WHAT IS ASKED:
Locate each line in the records containing "this". Copy it.

RECORDED DATA:
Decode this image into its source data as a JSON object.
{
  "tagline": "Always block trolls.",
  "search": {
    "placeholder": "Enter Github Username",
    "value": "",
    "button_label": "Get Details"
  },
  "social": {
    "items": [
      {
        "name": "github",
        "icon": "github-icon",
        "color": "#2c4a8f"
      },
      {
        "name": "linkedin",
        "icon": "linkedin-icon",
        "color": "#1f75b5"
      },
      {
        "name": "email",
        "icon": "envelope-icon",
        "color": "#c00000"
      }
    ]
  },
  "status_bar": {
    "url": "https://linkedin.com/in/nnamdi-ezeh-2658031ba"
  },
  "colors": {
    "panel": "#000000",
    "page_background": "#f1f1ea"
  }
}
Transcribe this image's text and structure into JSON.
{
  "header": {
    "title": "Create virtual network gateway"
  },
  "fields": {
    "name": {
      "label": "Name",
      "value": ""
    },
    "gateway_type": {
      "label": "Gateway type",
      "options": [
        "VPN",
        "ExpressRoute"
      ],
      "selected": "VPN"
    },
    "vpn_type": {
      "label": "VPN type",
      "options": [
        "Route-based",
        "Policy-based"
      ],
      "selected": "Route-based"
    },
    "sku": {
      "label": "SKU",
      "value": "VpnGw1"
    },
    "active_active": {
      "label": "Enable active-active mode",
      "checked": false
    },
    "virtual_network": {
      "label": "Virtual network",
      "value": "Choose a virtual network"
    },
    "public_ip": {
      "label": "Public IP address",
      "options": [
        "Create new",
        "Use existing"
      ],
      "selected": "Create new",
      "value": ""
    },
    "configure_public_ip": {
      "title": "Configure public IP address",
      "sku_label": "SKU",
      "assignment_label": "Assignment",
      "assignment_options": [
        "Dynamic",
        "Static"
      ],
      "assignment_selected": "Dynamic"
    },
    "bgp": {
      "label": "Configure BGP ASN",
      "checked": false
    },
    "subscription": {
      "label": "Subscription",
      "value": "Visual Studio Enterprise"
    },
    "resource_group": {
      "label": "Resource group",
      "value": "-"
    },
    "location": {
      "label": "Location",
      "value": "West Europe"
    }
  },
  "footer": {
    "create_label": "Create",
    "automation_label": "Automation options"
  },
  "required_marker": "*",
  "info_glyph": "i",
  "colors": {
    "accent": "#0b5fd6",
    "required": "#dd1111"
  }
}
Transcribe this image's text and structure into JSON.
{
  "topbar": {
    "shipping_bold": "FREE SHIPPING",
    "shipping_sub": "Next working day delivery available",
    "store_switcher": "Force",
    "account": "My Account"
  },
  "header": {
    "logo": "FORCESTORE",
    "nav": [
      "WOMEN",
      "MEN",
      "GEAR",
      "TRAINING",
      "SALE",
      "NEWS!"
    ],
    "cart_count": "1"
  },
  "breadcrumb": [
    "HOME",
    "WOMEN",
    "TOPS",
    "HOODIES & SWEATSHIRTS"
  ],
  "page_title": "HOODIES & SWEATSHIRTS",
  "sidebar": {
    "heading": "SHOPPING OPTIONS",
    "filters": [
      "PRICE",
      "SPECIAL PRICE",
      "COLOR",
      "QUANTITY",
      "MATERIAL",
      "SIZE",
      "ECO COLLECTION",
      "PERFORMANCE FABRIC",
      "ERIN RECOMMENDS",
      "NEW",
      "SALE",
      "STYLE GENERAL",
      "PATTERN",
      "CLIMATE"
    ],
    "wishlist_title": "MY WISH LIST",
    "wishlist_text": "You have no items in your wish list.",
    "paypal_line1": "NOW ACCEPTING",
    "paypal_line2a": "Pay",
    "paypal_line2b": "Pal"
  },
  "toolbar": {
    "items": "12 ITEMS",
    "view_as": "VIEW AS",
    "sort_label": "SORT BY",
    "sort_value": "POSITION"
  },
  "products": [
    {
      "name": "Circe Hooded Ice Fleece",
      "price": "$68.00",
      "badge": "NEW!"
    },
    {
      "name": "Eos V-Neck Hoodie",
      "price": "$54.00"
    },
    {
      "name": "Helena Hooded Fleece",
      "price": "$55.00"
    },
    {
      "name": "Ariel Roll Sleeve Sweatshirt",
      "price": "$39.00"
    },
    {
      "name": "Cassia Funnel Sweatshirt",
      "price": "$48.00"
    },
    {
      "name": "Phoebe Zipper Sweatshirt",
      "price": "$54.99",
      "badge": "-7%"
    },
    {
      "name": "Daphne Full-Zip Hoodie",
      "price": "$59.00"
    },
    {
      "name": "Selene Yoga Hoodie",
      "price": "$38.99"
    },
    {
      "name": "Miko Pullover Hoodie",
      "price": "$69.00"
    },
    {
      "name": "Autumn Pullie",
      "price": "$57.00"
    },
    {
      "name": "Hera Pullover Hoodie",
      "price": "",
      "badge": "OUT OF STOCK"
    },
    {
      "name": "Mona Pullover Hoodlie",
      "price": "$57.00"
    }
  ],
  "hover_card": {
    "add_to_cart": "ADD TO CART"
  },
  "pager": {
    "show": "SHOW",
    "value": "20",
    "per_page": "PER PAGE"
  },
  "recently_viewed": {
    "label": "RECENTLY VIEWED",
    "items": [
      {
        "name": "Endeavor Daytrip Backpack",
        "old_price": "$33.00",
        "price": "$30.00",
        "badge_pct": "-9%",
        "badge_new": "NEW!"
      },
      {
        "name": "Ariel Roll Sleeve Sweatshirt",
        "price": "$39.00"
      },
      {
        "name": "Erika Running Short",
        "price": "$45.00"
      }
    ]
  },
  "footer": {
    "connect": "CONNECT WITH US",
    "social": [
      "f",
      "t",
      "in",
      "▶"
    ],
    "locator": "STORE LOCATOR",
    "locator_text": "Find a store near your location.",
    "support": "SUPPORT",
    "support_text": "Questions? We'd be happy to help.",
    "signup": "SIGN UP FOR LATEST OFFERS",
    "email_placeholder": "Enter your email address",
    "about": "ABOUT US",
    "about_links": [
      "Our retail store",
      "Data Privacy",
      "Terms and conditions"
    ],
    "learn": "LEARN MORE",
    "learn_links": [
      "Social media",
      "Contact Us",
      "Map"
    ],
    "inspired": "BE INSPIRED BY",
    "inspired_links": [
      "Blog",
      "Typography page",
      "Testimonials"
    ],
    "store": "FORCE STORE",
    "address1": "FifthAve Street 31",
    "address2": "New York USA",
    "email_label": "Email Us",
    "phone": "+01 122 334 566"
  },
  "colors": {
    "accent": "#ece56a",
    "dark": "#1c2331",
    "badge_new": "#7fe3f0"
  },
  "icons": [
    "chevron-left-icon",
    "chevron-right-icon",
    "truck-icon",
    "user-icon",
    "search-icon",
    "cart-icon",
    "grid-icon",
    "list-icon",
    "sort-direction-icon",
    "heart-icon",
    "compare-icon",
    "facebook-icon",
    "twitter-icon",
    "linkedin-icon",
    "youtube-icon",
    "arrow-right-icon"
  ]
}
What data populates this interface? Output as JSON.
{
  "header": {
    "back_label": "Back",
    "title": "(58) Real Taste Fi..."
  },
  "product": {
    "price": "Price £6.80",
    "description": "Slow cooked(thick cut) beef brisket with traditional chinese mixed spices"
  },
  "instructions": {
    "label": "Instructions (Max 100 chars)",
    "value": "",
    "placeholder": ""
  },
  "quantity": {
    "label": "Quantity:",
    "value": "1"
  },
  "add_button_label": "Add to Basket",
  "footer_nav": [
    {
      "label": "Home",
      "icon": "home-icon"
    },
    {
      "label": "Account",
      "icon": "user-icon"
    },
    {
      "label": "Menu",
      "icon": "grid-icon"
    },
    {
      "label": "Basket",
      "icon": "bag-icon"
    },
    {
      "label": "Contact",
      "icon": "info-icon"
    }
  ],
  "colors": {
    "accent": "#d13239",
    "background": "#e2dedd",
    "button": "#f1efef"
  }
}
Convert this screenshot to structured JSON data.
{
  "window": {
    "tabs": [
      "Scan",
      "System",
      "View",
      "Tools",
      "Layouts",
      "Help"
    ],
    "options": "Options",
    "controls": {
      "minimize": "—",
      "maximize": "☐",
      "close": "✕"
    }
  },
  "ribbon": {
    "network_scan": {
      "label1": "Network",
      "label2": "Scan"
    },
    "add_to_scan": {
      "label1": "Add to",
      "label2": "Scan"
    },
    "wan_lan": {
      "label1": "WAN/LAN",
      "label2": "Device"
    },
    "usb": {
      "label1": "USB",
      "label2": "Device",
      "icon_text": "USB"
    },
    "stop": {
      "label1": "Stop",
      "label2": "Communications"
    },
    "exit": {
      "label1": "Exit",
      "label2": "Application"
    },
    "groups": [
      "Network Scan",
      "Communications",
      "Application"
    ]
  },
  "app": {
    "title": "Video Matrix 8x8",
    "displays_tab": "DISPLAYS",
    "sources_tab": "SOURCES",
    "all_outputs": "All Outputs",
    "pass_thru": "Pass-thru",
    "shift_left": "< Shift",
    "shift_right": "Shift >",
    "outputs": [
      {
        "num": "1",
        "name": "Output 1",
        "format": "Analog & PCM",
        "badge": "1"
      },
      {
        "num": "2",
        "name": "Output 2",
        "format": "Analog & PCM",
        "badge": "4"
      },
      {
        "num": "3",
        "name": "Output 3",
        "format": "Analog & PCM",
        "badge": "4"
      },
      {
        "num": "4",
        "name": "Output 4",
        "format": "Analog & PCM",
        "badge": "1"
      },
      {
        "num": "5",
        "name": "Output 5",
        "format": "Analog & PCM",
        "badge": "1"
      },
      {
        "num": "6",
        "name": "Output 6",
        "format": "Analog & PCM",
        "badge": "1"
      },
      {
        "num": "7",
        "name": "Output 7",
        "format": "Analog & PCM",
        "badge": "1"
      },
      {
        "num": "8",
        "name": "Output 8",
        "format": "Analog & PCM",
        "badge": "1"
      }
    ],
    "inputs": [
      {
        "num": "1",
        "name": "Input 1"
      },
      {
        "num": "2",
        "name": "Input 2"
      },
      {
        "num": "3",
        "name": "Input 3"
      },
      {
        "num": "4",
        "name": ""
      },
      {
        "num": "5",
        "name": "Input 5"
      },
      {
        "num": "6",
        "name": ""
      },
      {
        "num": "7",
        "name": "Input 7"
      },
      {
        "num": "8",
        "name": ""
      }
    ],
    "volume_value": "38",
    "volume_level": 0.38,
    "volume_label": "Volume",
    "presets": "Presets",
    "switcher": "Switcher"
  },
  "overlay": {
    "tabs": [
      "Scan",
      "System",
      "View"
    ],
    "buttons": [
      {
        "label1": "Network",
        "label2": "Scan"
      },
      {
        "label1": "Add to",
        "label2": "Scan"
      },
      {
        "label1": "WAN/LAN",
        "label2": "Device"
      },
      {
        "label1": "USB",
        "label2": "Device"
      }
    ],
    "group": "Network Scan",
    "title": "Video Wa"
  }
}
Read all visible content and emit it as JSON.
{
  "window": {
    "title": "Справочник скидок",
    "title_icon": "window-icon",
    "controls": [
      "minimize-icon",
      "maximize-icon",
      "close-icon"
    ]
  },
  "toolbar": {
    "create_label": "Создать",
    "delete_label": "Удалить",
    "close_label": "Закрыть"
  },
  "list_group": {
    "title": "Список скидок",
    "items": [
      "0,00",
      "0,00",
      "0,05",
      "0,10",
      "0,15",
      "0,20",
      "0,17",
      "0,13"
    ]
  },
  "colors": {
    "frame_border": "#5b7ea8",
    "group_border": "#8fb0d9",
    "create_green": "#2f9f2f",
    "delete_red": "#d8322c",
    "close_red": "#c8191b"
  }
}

IN RESPONSE:
Decode this image into its source data as a JSON object.
Transcribe this image's text and structure into JSON.
Transcribe this image's text and structure into JSON.
What data populates this interface? Output as JSON.
Convert this screenshot to structured JSON data.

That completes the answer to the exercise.